**Task description:**
Can you transcribe, word for word, every line of the records from the one containing "What elements are" down to the one containing "list-item-link[interactable]: x and", with both of those lines included?

**Given information:**
>>>>

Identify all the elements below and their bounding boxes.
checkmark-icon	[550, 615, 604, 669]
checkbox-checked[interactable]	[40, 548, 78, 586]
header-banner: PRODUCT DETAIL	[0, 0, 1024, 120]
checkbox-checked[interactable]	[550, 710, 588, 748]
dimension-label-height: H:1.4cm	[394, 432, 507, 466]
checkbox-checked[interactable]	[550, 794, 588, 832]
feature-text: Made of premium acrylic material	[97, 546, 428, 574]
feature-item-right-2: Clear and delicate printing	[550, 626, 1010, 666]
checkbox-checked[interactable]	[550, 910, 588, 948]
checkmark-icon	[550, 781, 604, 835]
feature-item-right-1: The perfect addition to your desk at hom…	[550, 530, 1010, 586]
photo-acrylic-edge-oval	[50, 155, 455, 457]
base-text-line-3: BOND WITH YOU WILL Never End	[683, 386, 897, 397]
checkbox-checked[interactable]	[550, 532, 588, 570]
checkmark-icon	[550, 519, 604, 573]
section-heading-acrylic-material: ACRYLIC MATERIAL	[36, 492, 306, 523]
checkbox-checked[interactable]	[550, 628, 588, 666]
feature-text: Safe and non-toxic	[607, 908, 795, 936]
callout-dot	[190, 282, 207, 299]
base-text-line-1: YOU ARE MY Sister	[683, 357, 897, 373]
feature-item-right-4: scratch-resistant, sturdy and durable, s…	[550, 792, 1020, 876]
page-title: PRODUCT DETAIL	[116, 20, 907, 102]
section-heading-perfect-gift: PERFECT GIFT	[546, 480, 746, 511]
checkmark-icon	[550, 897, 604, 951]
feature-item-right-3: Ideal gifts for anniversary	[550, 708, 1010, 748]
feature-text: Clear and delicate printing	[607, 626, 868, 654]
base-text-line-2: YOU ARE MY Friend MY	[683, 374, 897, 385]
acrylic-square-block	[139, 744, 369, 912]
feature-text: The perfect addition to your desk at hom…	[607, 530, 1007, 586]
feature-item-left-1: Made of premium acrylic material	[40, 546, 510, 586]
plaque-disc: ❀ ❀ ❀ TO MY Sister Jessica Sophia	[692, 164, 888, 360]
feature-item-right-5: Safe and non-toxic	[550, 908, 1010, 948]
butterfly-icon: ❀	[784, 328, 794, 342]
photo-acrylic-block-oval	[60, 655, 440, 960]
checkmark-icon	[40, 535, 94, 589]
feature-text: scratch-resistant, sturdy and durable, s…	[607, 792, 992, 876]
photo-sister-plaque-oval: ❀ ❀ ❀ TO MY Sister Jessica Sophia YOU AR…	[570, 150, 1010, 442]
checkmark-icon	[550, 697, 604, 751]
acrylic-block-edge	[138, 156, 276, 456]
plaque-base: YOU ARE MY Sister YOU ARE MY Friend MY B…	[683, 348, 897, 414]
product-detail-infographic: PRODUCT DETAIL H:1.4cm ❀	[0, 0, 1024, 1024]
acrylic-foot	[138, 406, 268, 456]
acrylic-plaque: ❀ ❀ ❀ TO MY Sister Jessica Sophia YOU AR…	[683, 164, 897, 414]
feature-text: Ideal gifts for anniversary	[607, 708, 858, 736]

<<<<
>>>>

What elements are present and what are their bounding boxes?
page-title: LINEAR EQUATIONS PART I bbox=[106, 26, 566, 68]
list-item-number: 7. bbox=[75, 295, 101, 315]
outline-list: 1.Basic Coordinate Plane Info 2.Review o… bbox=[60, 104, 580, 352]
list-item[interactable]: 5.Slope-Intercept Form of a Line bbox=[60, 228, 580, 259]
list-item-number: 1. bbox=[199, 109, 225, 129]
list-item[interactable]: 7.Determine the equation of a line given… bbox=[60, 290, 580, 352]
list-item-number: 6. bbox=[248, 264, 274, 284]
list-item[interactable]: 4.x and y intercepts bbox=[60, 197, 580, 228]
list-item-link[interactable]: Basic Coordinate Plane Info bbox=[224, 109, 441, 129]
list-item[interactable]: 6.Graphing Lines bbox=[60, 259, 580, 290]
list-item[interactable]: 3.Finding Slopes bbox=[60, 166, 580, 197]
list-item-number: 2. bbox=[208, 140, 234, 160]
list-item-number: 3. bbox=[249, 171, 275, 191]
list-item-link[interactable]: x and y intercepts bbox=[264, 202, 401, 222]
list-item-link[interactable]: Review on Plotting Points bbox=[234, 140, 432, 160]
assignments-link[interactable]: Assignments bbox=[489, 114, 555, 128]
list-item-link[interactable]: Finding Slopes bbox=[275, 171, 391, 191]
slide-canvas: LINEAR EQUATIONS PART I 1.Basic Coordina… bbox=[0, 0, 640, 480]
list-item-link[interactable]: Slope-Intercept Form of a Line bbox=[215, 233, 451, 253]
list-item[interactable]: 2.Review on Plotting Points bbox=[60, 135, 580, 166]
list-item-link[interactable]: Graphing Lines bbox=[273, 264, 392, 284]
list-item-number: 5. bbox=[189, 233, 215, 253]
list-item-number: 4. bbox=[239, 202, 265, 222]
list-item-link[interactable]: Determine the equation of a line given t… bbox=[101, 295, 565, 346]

<<<<
>>>>

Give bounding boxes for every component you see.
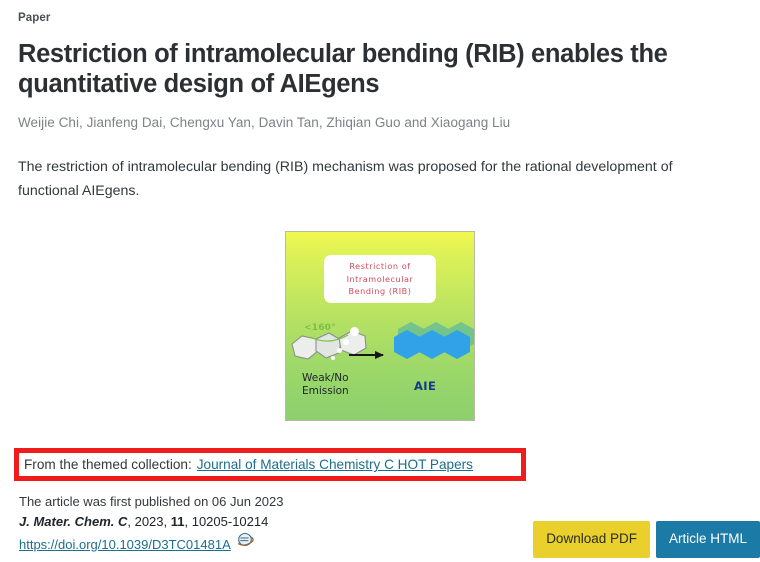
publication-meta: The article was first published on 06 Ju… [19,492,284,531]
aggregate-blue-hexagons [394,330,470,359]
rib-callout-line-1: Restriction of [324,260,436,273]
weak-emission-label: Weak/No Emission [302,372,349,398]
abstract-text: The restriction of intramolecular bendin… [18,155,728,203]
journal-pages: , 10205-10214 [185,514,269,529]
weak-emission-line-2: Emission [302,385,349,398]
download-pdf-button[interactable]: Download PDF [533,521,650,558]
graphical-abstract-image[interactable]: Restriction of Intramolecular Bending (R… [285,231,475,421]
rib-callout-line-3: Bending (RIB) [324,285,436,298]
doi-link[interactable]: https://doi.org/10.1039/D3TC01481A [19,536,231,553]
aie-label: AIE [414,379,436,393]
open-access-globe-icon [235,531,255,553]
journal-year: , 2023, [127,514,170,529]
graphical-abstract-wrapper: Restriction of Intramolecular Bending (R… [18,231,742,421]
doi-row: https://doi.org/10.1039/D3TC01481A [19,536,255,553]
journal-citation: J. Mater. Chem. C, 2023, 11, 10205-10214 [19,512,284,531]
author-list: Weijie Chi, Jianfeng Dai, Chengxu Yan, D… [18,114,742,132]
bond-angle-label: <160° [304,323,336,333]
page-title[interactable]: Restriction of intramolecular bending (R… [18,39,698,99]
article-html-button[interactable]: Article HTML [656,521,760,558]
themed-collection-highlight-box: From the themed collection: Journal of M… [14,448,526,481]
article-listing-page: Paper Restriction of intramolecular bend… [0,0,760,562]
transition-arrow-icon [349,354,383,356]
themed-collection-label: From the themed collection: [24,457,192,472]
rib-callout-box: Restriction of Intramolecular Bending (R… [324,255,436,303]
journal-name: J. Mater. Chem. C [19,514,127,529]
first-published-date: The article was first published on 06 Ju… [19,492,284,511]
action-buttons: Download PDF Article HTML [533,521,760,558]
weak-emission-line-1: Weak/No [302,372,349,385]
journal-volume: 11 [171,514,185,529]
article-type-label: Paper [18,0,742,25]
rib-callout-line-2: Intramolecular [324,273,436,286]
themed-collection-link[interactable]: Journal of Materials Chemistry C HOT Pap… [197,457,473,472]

<<<<

**Output of the task:**
What elements are present and what are their bounding boxes?
page-title: LINEAR EQUATIONS PART I bbox=[106, 26, 566, 68]
list-item-number: 7. bbox=[75, 295, 101, 315]
outline-list: 1.Basic Coordinate Plane Info 2.Review o… bbox=[60, 104, 580, 352]
list-item[interactable]: 5.Slope-Intercept Form of a Line bbox=[60, 228, 580, 259]
list-item-number: 1. bbox=[199, 109, 225, 129]
list-item[interactable]: 7.Determine the equation of a line given… bbox=[60, 290, 580, 352]
list-item-number: 6. bbox=[248, 264, 274, 284]
list-item[interactable]: 4.x and y intercepts bbox=[60, 197, 580, 228]
list-item-link[interactable]: Basic Coordinate Plane Info bbox=[224, 109, 441, 129]
list-item[interactable]: 6.Graphing Lines bbox=[60, 259, 580, 290]
list-item[interactable]: 3.Finding Slopes bbox=[60, 166, 580, 197]
list-item-number: 2. bbox=[208, 140, 234, 160]
list-item-number: 3. bbox=[249, 171, 275, 191]
list-item-link[interactable]: x and y intercepts bbox=[264, 202, 401, 222]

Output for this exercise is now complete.